All lines in the data bearing the string "Alex" should be identified and copied.

Extracted records>

◆ ◆ ◆ ◆

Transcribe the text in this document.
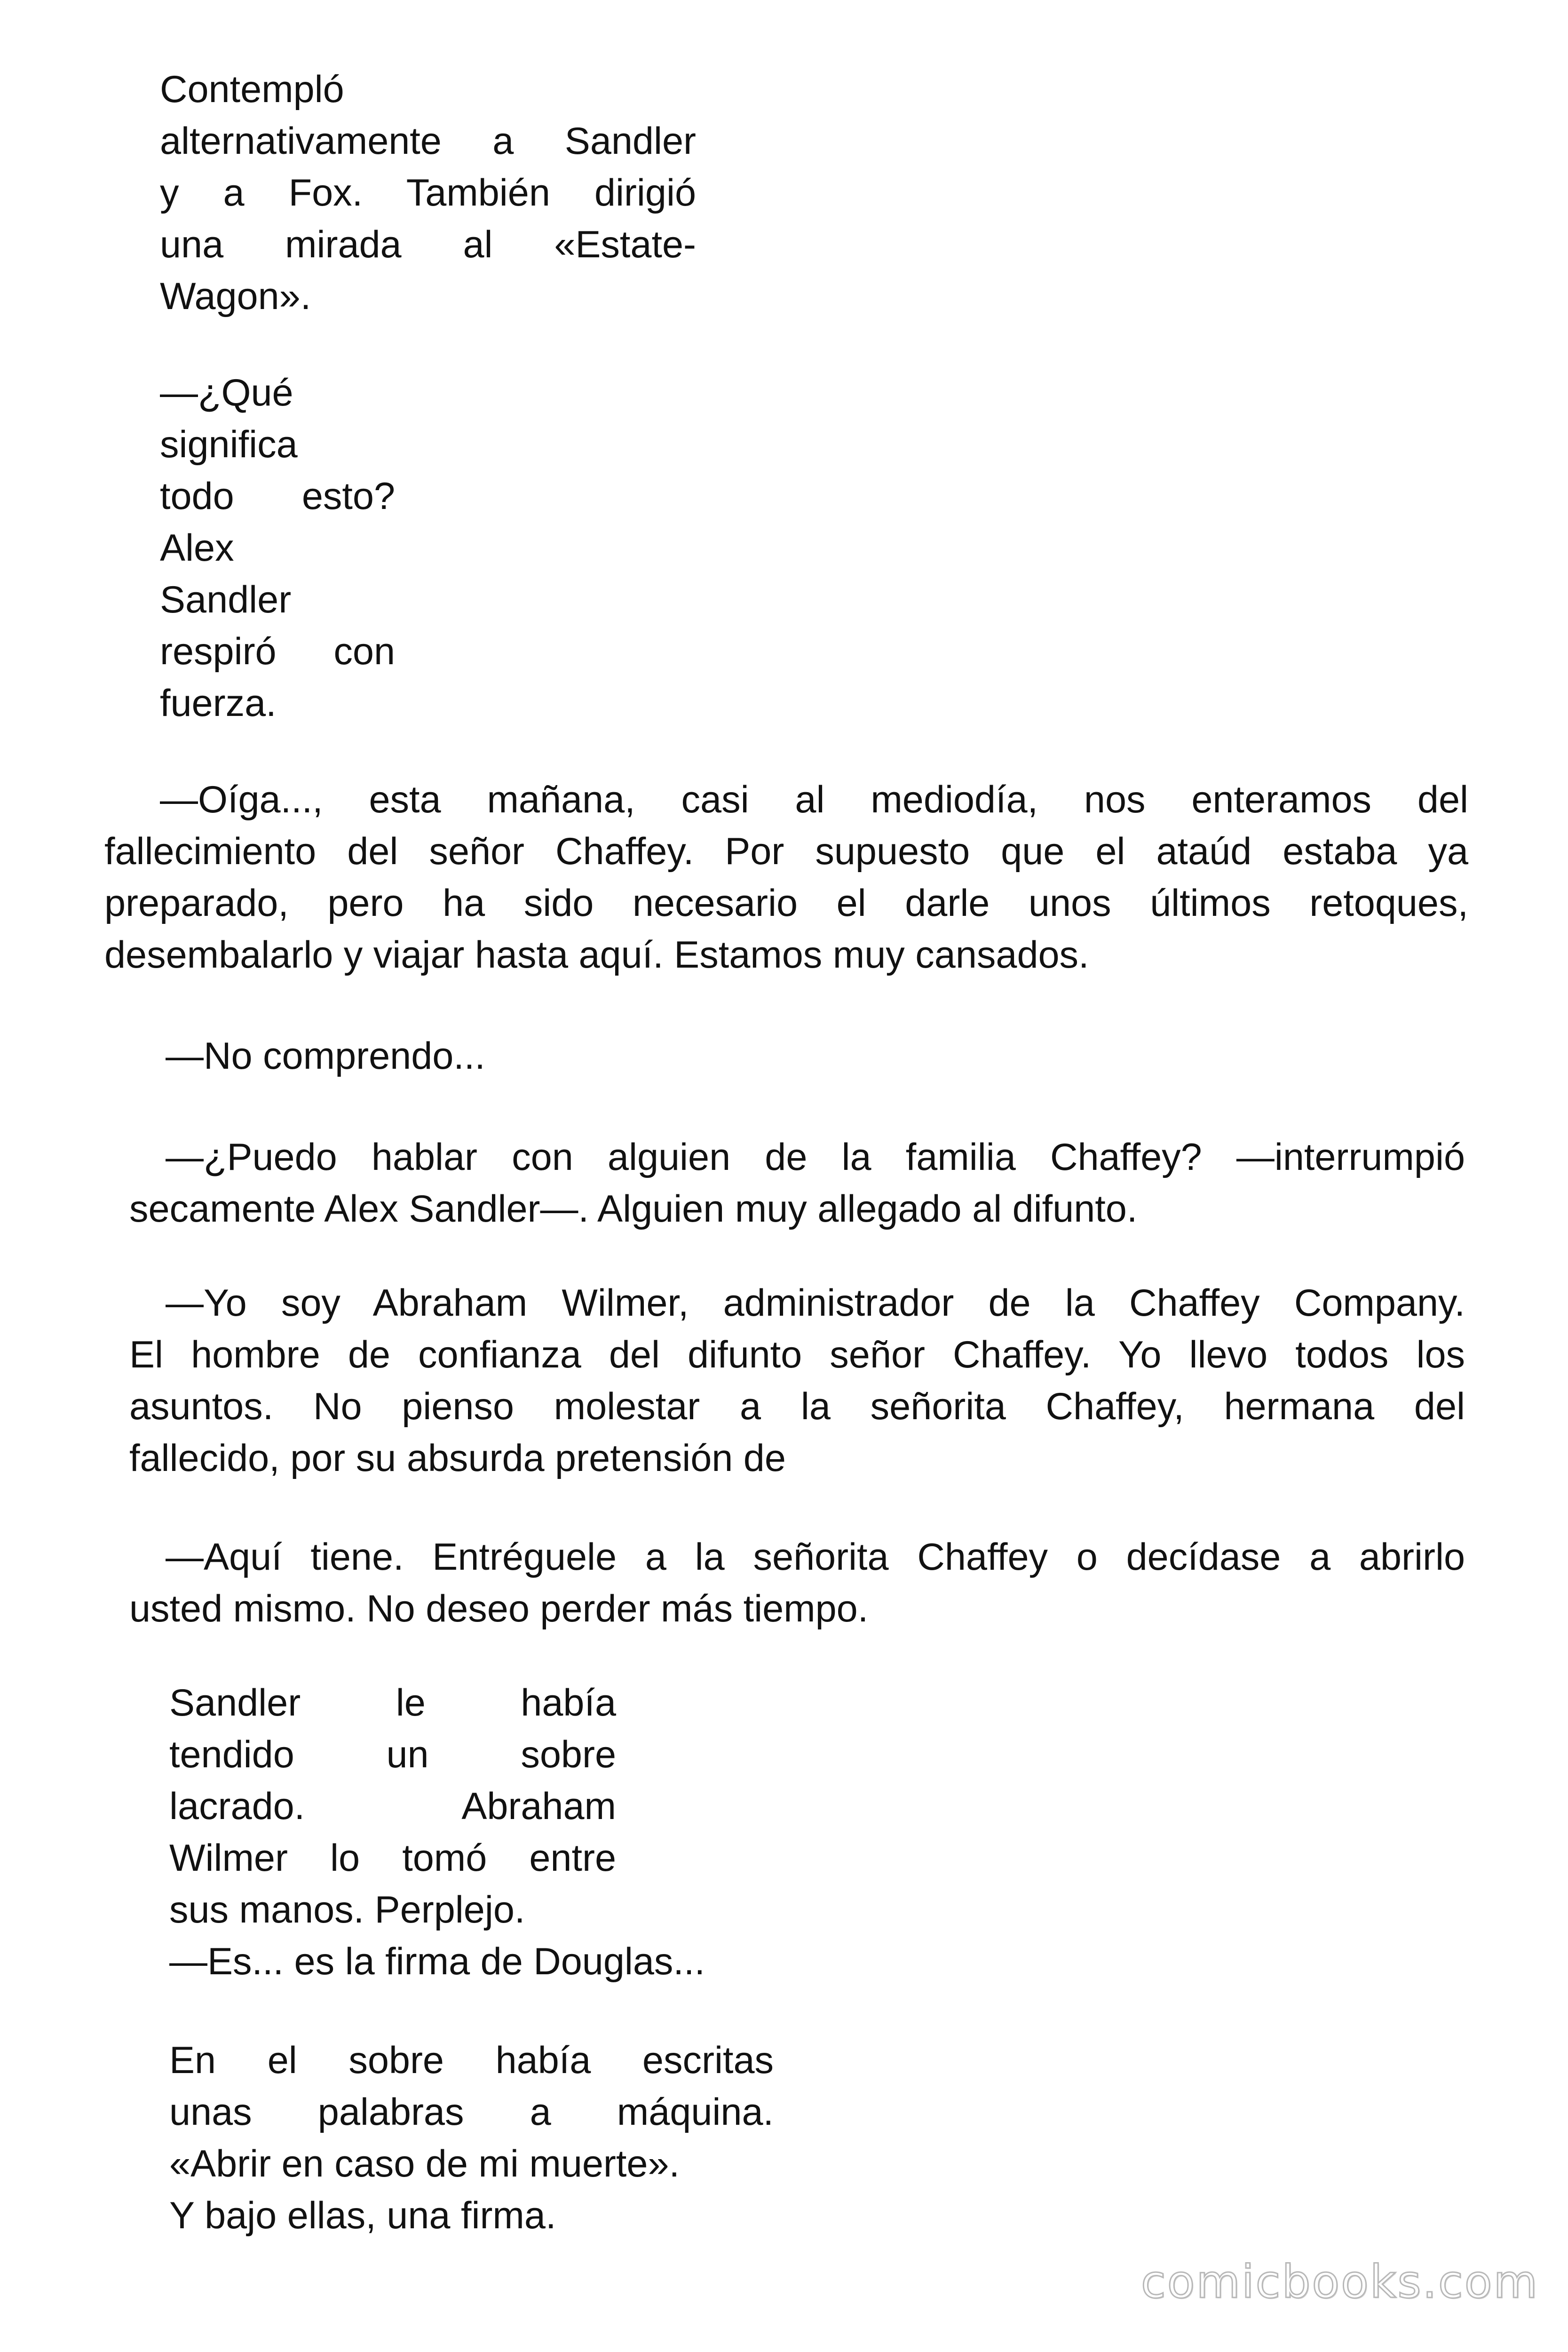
Contempló
alternativamente a Sandler
y a Fox. También dirigió
una mirada al «Estate-
Wagon».
—¿Qué
significa
todo esto?
Alex
Sandler
respiró con
fuerza.
—Oíga..., esta mañana, casi al mediodía, nos enteramos del
fallecimiento del señor Chaffey. Por supuesto que el ataúd estaba ya
preparado, pero ha sido necesario el darle unos últimos retoques,
desembalarlo y viajar hasta aquí. Estamos muy cansados.
—No comprendo...
—¿Puedo hablar con alguien de la familia Chaffey? —interrumpió
secamente Alex Sandler—. Alguien muy allegado al difunto.
—Yo soy Abraham Wilmer, administrador de la Chaffey Company.
El hombre de confianza del difunto señor Chaffey. Yo llevo todos los
asuntos. No pienso molestar a la señorita Chaffey, hermana del
fallecido, por su absurda pretensión de
—Aquí tiene. Entréguele a la señorita Chaffey o decídase a abrirlo
usted mismo. No deseo perder más tiempo.
Sandler le había
tendido un sobre
lacrado. Abraham
Wilmer lo tomó entre
sus manos. Perplejo.
—Es... es la firma de Douglas...
En el sobre había escritas
unas palabras a máquina.
«Abrir en caso de mi muerte».
Y bajo ellas, una firma.
comicbooks.com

◆ ◆ ◆ ◆

In response>
Alex
secamente Alex Sandler—. Alguien muy allegado al difunto.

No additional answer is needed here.